**GIVEN TEXT**
══════
Many Christians bemoan the moral relativism of popular culture, presuming that they stand alone in defending "absolute truth" and objective moral standards in a moral wasteland. For those looking for fresh resources in support of moral objectivity, Russ Shafer-Landau's Moral Realism: A Defence will come as a welcome -but somewhat perplexing - surprise. For Shafer-Landau provides a vigorous and powerful defense of the idea that there are indeed objective moral standards, but he does so with almost no reference to God or religion.
Moral Realism is an ambitious work in metaethics. Metaethics is concerned with the meaning and reference of basic ethical terms (good, right, ought) as well as questions about the structure of moral reasoning and the justification of moral judgments. Those exploring the literature quickly find themselves immersed in highly technical discussions of not only moral theory but also ontology and epistemology. There is little consensus on basic issues, with a bewildering variety of positions advanced. Moral Realism provides a refreshingly clear and accessible introduction to the current debates as well as a forceful defense of moral realism. In advancing his thesis Shafer-Landau takes on some of the most influential perspectives in contemporary metaethics.
══════
**PROBLEM REQUIREMENTS**
Repeat word for word the part of the passage on moral realism starting at "Many Christians bemoan" and ending at "God or religion.".

**DATA PROVIDED**
══════
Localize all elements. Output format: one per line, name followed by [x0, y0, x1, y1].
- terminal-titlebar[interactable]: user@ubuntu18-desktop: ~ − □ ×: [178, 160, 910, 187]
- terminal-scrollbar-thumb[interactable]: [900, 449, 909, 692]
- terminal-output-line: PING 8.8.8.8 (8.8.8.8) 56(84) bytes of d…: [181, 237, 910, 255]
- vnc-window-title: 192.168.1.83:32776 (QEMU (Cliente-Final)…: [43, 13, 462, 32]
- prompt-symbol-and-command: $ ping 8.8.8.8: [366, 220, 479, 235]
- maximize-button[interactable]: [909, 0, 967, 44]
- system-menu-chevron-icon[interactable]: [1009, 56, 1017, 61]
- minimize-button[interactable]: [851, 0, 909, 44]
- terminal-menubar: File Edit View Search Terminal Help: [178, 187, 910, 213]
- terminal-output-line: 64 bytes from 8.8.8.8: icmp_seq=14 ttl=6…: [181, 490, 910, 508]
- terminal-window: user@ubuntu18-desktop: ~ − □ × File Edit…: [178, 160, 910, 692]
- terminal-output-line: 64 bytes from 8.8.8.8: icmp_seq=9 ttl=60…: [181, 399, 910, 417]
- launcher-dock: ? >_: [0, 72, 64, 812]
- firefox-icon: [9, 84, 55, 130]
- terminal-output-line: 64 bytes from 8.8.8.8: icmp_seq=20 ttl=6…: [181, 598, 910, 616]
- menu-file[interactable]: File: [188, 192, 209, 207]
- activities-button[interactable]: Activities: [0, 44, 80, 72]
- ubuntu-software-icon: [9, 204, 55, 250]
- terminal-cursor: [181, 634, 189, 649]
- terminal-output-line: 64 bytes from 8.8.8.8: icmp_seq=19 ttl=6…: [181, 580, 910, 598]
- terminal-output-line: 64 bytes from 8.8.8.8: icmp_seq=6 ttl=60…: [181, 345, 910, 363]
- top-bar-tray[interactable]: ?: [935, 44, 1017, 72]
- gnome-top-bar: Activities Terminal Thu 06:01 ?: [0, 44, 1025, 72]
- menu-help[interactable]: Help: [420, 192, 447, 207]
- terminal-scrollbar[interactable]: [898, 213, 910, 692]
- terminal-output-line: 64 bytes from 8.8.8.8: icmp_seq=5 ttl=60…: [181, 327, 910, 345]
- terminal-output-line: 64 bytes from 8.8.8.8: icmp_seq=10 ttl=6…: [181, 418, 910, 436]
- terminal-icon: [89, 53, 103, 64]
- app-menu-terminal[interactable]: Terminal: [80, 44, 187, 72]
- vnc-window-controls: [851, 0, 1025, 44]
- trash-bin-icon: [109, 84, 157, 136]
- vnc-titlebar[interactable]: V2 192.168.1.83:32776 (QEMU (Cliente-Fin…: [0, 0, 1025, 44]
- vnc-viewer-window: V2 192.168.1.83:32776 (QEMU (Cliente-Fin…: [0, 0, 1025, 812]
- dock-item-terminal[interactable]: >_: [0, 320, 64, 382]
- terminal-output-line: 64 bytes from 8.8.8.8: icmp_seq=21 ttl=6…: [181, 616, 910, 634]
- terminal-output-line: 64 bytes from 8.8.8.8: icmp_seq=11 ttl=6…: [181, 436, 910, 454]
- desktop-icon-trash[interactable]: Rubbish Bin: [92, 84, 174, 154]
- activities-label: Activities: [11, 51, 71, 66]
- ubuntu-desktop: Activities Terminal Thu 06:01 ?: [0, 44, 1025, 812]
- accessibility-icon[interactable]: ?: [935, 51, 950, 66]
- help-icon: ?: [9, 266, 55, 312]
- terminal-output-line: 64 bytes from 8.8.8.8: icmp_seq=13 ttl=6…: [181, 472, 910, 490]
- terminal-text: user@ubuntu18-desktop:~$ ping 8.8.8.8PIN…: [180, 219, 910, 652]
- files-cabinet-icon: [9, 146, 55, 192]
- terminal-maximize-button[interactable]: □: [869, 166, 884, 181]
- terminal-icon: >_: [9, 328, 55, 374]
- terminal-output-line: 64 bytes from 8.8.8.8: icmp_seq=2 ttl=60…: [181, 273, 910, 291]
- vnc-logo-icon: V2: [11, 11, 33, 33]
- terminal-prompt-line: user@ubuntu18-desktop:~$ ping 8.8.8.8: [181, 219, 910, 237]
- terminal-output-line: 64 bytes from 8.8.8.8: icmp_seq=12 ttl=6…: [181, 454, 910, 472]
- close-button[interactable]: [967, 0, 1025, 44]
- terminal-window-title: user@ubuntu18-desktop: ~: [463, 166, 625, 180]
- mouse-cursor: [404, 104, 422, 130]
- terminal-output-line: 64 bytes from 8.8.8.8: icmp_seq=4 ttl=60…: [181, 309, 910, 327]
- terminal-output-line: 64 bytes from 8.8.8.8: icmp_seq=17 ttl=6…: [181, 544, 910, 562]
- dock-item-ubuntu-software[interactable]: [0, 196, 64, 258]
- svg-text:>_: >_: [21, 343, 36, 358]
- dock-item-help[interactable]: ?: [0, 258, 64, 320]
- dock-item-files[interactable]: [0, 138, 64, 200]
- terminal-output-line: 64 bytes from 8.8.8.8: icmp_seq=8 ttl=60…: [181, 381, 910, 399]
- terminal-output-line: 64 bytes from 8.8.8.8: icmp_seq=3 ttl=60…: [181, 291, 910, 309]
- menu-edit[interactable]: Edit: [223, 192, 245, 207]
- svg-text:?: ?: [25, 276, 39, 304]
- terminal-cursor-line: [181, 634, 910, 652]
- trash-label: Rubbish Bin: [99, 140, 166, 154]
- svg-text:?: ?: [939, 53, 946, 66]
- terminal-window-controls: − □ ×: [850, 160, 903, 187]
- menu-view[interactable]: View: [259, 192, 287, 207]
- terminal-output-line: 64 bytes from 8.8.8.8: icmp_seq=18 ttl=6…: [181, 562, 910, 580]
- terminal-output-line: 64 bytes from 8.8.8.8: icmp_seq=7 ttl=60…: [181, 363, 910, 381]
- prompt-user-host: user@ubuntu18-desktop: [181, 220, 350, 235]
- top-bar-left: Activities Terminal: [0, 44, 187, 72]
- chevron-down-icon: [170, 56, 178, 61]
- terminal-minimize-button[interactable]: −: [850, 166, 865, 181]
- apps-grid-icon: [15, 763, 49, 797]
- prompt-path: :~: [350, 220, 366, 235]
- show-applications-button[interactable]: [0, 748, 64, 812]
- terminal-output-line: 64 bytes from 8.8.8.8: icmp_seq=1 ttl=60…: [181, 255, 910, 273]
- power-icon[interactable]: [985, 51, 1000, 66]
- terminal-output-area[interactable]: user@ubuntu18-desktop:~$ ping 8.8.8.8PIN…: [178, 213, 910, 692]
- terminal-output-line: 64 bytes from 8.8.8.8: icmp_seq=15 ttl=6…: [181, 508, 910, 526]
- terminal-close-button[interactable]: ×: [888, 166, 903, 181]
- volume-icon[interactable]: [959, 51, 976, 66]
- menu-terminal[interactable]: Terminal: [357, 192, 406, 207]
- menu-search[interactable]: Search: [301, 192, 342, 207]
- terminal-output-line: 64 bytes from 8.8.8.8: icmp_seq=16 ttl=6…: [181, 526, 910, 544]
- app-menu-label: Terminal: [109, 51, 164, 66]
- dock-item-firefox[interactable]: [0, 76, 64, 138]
══════
**ANSWER TO THE EXERCISE**
Many Christians bemoan the moral relativism of popular culture, presuming that they stand alone in defending "absolute truth" and objective moral standards in a moral wasteland. For those looking for fresh resources in support of moral objectivity, Russ Shafer-Landau's Moral Realism: A Defence will come as a welcome -but somewhat perplexing - surprise. For Shafer-Landau provides a vigorous and powerful defense of the idea that there are indeed objective moral standards, but he does so with almost no reference to God or religion.